REQUIREMENT: Your task is to copy each line that has the word "minutes".

### RECORDS ###

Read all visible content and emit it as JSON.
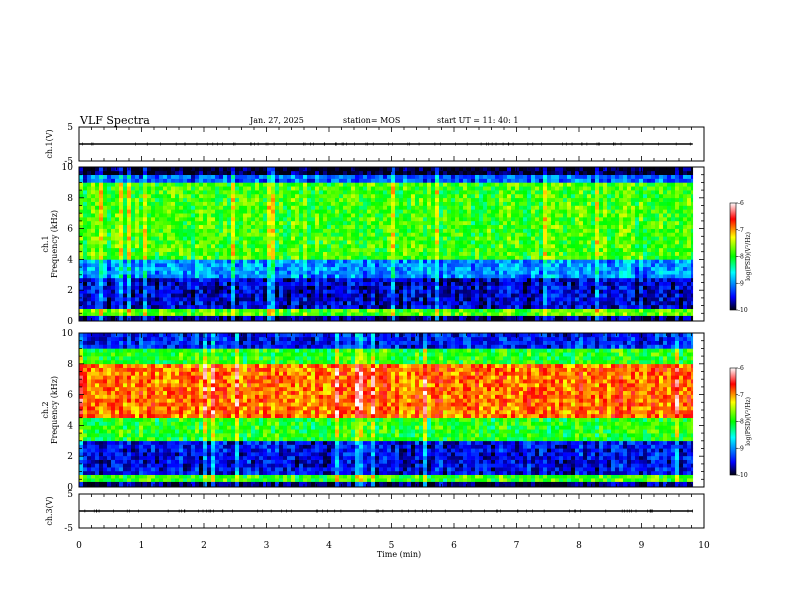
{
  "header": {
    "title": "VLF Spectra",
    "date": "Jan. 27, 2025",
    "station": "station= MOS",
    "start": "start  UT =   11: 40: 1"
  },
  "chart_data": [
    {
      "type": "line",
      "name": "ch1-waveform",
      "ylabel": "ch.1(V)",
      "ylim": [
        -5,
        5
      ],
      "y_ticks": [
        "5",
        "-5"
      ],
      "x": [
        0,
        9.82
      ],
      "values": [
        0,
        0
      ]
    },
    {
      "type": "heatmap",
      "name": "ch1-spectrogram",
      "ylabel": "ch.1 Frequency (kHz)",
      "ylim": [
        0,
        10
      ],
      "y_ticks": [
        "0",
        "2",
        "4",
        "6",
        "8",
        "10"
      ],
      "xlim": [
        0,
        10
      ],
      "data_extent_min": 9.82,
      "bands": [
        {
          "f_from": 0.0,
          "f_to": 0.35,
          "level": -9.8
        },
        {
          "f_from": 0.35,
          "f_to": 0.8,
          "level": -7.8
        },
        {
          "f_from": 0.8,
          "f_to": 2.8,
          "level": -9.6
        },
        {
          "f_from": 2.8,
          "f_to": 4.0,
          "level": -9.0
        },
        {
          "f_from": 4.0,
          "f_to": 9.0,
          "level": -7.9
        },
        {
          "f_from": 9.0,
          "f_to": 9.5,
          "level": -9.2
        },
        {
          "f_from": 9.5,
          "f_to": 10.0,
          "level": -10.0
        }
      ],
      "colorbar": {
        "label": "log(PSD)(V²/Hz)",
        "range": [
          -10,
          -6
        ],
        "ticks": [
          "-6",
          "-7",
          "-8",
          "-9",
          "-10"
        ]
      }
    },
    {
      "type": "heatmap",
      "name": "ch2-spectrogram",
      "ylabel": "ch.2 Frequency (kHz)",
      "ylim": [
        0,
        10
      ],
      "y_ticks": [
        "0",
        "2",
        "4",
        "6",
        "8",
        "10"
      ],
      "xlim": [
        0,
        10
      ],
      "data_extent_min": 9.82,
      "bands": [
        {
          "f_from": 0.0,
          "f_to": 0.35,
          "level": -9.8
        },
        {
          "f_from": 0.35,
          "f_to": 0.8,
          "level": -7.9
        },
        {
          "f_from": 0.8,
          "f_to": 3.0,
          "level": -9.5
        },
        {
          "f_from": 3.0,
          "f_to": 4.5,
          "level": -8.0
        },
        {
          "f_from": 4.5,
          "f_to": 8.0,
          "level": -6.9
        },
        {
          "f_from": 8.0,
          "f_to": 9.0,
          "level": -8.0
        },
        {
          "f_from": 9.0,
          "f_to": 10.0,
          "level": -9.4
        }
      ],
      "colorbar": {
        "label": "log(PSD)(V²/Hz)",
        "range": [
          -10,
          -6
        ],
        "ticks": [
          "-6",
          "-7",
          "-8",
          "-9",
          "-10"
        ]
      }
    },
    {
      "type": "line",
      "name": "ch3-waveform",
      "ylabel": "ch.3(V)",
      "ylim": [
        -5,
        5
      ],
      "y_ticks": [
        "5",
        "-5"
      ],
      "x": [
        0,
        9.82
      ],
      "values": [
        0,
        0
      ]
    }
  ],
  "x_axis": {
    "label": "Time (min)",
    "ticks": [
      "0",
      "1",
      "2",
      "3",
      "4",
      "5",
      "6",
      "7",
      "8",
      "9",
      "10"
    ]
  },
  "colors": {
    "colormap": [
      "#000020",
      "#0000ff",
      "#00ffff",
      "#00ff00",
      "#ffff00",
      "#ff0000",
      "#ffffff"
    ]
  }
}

###
### RECORDS ###

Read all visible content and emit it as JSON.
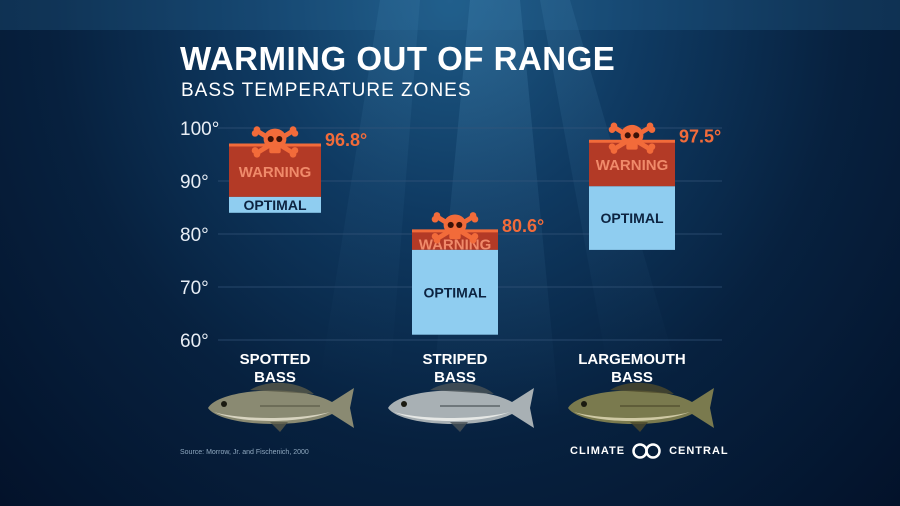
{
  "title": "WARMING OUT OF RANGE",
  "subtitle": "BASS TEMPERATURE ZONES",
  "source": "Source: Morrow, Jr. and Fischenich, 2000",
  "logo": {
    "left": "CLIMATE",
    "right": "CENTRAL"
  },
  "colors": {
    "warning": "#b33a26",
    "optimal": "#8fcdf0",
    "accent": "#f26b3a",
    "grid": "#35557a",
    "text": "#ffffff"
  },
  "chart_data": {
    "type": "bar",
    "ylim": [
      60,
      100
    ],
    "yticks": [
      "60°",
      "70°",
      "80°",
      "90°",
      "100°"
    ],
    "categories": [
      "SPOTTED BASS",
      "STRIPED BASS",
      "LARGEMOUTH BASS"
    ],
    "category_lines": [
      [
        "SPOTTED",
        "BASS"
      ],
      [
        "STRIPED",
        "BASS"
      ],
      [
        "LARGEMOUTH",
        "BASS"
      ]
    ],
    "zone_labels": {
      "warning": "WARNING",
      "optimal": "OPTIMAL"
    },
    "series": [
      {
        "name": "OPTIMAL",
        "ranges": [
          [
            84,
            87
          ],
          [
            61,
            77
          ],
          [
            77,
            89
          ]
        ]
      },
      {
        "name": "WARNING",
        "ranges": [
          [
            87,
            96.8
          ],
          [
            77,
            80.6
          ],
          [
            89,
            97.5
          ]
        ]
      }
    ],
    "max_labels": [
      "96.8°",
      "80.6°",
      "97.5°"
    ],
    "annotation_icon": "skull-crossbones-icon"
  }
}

###
### RECORDS ###

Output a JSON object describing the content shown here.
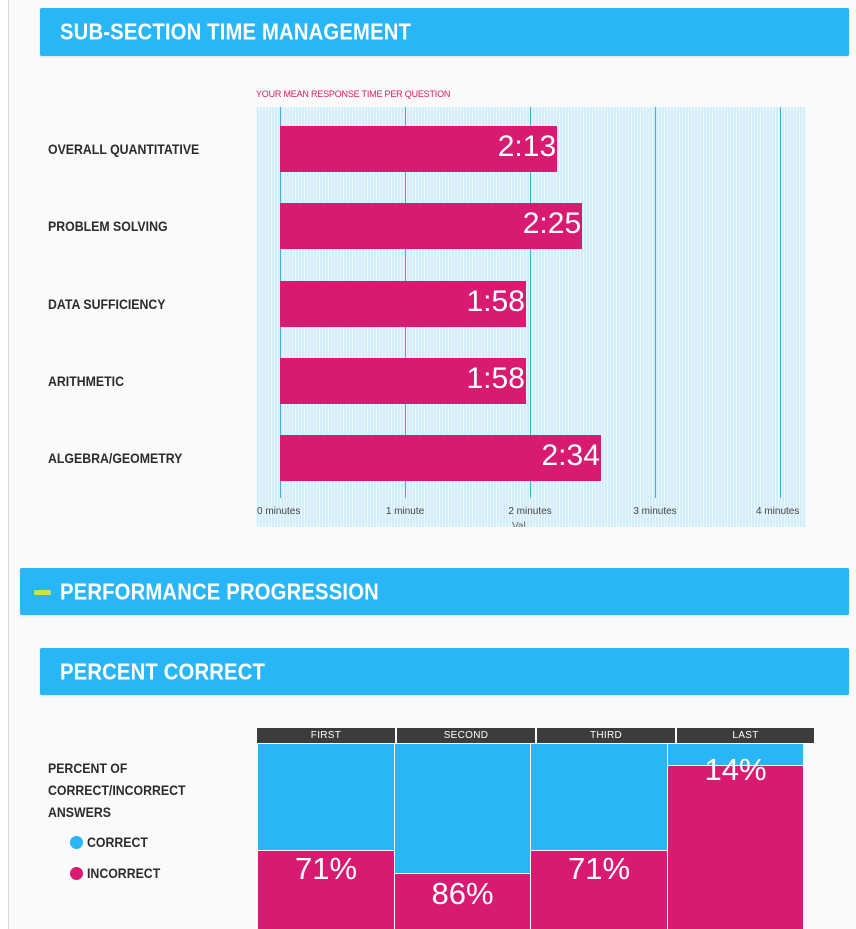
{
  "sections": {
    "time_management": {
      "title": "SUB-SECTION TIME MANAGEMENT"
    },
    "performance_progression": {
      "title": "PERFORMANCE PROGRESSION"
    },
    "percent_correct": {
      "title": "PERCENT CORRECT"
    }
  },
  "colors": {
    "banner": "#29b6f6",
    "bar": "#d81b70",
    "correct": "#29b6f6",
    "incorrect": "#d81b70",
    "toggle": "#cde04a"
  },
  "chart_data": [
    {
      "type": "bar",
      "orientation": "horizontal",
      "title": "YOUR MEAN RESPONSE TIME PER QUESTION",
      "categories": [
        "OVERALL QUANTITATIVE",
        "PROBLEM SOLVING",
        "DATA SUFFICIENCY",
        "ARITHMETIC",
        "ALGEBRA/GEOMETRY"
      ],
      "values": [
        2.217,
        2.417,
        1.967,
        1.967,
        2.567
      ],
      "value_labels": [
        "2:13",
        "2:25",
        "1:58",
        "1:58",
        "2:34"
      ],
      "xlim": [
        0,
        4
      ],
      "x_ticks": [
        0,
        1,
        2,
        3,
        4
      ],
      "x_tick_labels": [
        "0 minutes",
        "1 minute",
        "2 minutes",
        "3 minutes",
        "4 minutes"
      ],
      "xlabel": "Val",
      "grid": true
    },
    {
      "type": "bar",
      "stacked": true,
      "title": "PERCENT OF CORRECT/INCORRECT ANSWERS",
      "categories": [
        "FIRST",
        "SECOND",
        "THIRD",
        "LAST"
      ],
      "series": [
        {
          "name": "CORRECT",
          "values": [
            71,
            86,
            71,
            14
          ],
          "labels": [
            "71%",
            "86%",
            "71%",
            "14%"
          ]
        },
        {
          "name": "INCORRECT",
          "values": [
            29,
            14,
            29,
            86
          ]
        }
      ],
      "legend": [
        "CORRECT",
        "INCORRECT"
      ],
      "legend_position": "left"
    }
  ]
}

###

THE RESPONSE:
        "0 minutes",
        "2 minutes",
        "3 minutes",
        "4 minutes"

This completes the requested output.